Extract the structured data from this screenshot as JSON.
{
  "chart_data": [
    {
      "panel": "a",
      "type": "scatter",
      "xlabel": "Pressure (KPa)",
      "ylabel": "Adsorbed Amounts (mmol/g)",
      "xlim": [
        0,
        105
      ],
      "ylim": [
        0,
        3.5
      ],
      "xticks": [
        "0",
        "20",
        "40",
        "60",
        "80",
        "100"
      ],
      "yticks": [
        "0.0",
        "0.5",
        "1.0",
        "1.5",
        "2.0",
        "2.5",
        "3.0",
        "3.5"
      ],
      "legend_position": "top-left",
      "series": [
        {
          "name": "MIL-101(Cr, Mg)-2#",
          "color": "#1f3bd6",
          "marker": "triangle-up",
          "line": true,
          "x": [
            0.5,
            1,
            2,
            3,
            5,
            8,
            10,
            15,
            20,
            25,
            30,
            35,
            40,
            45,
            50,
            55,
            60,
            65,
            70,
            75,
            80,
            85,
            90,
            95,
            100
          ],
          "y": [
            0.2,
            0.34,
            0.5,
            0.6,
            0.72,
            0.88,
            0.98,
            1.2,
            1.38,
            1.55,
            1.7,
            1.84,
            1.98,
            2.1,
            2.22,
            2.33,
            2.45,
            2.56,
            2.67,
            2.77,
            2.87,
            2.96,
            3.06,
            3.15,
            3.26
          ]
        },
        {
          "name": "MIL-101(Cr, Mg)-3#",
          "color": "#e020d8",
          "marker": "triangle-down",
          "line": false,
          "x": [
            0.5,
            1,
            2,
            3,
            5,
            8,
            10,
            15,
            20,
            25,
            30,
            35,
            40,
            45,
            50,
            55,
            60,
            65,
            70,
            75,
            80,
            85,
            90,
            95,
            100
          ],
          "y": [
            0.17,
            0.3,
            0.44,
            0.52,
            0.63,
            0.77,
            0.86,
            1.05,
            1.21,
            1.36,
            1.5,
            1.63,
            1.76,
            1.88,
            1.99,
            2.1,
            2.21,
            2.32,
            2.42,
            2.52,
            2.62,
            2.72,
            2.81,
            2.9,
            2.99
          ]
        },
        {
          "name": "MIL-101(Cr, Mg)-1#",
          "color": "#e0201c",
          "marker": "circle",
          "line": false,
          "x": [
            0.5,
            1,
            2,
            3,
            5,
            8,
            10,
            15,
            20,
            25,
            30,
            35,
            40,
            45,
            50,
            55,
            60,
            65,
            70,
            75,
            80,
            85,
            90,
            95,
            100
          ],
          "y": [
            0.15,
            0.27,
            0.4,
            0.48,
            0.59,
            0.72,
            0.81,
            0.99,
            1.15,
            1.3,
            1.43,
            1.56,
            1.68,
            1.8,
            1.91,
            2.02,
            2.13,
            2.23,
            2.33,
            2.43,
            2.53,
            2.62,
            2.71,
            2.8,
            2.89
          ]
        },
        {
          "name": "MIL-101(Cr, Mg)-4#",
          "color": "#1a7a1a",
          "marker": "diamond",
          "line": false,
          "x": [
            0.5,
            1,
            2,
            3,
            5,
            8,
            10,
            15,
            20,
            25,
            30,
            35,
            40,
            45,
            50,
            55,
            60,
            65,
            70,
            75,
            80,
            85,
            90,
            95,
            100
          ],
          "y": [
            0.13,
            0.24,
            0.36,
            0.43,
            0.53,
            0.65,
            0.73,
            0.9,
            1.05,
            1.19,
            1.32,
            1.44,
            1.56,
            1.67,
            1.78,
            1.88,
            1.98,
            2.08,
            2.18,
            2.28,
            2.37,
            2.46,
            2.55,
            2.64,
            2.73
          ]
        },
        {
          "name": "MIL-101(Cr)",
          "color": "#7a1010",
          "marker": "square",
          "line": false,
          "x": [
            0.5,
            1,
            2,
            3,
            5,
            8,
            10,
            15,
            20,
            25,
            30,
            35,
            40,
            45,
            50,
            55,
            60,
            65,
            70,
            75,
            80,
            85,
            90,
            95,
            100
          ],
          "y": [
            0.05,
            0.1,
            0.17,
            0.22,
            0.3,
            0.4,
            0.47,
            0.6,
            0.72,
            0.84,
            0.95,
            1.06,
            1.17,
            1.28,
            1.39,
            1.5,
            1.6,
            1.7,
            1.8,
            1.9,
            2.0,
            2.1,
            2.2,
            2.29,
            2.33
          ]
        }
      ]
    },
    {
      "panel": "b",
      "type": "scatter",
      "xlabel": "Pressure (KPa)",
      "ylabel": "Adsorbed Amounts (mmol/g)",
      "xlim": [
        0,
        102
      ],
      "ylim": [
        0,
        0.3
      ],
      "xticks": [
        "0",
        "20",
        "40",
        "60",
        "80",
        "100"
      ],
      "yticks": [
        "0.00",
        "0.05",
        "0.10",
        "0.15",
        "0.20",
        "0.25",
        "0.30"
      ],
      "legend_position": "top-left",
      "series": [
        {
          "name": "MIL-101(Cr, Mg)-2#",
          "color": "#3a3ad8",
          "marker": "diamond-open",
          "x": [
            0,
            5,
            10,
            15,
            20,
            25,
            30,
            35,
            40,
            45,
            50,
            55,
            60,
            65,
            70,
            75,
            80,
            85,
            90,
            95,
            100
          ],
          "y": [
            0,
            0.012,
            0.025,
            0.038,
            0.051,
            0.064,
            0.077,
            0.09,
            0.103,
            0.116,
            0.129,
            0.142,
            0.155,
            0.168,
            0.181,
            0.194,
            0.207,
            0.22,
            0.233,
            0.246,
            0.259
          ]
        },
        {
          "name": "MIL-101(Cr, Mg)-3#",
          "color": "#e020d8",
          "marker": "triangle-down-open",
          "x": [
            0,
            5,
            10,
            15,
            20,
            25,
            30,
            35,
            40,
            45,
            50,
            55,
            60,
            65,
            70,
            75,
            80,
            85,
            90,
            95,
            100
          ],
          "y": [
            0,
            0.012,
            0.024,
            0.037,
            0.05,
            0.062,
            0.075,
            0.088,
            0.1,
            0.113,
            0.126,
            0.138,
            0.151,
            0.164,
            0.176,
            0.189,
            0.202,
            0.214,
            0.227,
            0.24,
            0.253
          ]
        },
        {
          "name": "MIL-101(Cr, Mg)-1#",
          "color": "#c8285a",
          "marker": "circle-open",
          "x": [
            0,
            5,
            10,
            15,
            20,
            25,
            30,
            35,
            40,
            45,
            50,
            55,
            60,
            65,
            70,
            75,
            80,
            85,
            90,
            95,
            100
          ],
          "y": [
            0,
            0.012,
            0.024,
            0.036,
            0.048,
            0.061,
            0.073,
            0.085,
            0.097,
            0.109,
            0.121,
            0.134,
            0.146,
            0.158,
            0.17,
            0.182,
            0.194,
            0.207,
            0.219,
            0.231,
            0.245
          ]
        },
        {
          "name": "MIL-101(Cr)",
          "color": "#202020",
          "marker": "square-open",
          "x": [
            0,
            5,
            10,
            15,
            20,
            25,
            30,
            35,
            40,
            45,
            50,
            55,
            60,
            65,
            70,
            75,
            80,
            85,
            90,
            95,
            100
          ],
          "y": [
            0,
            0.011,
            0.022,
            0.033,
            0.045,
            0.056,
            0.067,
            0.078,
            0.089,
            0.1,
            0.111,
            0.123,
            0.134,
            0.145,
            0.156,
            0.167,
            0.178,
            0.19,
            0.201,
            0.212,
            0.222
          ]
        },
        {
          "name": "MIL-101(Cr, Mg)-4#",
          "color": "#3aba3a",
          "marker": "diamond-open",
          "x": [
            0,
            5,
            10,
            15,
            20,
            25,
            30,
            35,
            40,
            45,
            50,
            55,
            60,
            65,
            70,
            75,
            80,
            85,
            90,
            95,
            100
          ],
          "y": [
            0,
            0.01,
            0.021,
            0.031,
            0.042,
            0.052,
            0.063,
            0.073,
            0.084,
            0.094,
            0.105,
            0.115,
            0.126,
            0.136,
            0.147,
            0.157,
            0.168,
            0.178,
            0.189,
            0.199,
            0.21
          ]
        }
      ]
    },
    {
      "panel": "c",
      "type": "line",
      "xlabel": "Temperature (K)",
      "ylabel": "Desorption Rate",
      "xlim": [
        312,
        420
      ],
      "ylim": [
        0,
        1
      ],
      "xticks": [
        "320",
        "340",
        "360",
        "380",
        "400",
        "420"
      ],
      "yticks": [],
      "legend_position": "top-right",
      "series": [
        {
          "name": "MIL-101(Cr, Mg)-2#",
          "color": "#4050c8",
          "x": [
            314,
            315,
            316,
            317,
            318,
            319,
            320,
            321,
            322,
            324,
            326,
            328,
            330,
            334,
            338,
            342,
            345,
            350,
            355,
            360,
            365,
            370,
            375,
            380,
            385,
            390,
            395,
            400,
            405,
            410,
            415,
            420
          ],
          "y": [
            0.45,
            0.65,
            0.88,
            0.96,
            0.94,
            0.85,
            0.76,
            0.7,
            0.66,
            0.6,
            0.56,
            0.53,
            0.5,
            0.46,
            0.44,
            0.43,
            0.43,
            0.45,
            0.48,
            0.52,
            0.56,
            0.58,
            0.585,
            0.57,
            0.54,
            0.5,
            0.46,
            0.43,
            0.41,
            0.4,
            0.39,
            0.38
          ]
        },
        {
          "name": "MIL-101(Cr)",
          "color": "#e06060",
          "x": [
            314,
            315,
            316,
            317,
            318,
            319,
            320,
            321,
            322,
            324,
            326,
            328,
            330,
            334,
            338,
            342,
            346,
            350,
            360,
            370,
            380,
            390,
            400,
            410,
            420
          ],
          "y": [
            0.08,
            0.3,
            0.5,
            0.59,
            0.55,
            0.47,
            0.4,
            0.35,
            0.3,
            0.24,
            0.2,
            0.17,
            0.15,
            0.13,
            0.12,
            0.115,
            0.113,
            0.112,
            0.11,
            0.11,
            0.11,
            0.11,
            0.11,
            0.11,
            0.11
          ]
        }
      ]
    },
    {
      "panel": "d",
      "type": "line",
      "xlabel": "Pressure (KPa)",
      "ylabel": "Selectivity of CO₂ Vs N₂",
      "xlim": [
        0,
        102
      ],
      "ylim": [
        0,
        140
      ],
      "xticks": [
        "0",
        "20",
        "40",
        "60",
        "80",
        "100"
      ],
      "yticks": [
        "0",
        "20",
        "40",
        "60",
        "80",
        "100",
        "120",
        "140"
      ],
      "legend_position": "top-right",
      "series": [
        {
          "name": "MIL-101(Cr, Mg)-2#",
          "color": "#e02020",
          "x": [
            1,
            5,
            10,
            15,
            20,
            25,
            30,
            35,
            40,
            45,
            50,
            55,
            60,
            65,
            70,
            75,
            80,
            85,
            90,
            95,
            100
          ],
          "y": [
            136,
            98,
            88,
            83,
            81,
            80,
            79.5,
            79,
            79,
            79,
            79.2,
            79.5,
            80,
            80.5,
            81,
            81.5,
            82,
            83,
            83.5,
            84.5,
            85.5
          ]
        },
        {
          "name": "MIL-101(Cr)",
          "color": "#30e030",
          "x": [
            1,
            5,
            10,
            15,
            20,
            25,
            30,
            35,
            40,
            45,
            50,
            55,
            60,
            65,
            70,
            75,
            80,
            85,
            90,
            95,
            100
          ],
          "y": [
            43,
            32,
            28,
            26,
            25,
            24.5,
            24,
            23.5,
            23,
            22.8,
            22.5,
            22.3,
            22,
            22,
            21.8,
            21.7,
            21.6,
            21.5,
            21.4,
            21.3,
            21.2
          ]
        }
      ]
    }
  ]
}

=-=-=

Your answer should be a single number: the count of lines in the material above that contain "triangle".

Final answer:
3